Your instructions: Present the following entries again, word for word and in full.

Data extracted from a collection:
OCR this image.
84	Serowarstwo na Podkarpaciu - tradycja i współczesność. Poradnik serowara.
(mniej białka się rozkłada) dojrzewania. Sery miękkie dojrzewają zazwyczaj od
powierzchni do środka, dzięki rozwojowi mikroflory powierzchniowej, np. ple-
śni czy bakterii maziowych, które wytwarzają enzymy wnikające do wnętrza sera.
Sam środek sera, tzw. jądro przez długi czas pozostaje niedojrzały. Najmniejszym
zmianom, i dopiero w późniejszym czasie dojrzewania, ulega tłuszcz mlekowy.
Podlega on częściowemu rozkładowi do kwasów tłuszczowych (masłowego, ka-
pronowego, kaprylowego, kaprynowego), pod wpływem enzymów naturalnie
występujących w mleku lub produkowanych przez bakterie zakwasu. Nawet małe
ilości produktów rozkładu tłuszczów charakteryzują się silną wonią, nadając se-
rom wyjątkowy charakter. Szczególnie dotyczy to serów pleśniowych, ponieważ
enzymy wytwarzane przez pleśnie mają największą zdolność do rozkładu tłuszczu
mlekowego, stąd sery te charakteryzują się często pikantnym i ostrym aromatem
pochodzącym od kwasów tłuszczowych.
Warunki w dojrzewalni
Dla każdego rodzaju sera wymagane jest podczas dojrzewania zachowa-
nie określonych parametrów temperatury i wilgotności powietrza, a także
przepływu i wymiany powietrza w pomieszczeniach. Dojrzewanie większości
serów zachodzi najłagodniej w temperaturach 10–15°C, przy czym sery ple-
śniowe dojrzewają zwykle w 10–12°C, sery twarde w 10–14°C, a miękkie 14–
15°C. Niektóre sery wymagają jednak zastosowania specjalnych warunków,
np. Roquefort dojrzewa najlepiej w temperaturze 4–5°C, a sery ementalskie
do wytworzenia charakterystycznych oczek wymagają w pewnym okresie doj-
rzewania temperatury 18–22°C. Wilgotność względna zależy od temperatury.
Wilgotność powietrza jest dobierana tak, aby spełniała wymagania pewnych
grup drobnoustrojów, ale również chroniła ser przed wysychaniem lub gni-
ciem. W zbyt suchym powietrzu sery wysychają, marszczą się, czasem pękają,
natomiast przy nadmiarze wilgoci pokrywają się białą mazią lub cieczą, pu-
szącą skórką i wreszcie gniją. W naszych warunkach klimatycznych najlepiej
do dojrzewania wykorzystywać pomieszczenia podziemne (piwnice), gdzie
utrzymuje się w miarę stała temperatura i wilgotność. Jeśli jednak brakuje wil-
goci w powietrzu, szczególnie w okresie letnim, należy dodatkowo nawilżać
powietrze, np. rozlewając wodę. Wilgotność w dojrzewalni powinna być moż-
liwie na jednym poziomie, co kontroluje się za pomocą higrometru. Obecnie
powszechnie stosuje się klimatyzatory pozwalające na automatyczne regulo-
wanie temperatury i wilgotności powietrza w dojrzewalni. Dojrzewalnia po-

In response:
OCR this image.
84	Serowarstwo na Podkarpaciu - tradycja i współczesność. Poradnik serowara.
(mniej białka się rozkłada) dojrzewania. Sery miękkie dojrzewają zazwyczaj od
powierzchni do środka, dzięki rozwojowi mikroflory powierzchniowej, np. ple-
śni czy bakterii maziowych, które wytwarzają enzymy wnikające do wnętrza sera.
Sam środek sera, tzw. jądro przez długi czas pozostaje niedojrzały. Najmniejszym
zmianom, i dopiero w późniejszym czasie dojrzewania, ulega tłuszcz mlekowy.
Podlega on częściowemu rozkładowi do kwasów tłuszczowych (masłowego, ka-
pronowego, kaprylowego, kaprynowego), pod wpływem enzymów naturalnie
występujących w mleku lub produkowanych przez bakterie zakwasu. Nawet małe
ilości produktów rozkładu tłuszczów charakteryzują się silną wonią, nadając se-
rom wyjątkowy charakter. Szczególnie dotyczy to serów pleśniowych, ponieważ
enzymy wytwarzane przez pleśnie mają największą zdolność do rozkładu tłuszczu
mlekowego, stąd sery te charakteryzują się często pikantnym i ostrym aromatem
pochodzącym od kwasów tłuszczowych.
Warunki w dojrzewalni
Dla każdego rodzaju sera wymagane jest podczas dojrzewania zachowa-
nie określonych parametrów temperatury i wilgotności powietrza, a także
przepływu i wymiany powietrza w pomieszczeniach. Dojrzewanie większości
serów zachodzi najłagodniej w temperaturach 10–15°C, przy czym sery ple-
śniowe dojrzewają zwykle w 10–12°C, sery twarde w 10–14°C, a miękkie 14–
15°C. Niektóre sery wymagają jednak zastosowania specjalnych warunków,
np. Roquefort dojrzewa najlepiej w temperaturze 4–5°C, a sery ementalskie
do wytworzenia charakterystycznych oczek wymagają w pewnym okresie doj-
rzewania temperatury 18–22°C. Wilgotność względna zależy od temperatury.
Wilgotność powietrza jest dobierana tak, aby spełniała wymagania pewnych
grup drobnoustrojów, ale również chroniła ser przed wysychaniem lub gni-
ciem. W zbyt suchym powietrzu sery wysychają, marszczą się, czasem pękają,
natomiast przy nadmiarze wilgoci pokrywają się białą mazią lub cieczą, pu-
szącą skórką i wreszcie gniją. W naszych warunkach klimatycznych najlepiej
do dojrzewania wykorzystywać pomieszczenia podziemne (piwnice), gdzie
utrzymuje się w miarę stała temperatura i wilgotność. Jeśli jednak brakuje wil-
goci w powietrzu, szczególnie w okresie letnim, należy dodatkowo nawilżać
powietrze, np. rozlewając wodę. Wilgotność w dojrzewalni powinna być moż-
liwie na jednym poziomie, co kontroluje się za pomocą higrometru. Obecnie
powszechnie stosuje się klimatyzatory pozwalające na automatyczne regulo-
wanie temperatury i wilgotności powietrza w dojrzewalni. Dojrzewalnia po-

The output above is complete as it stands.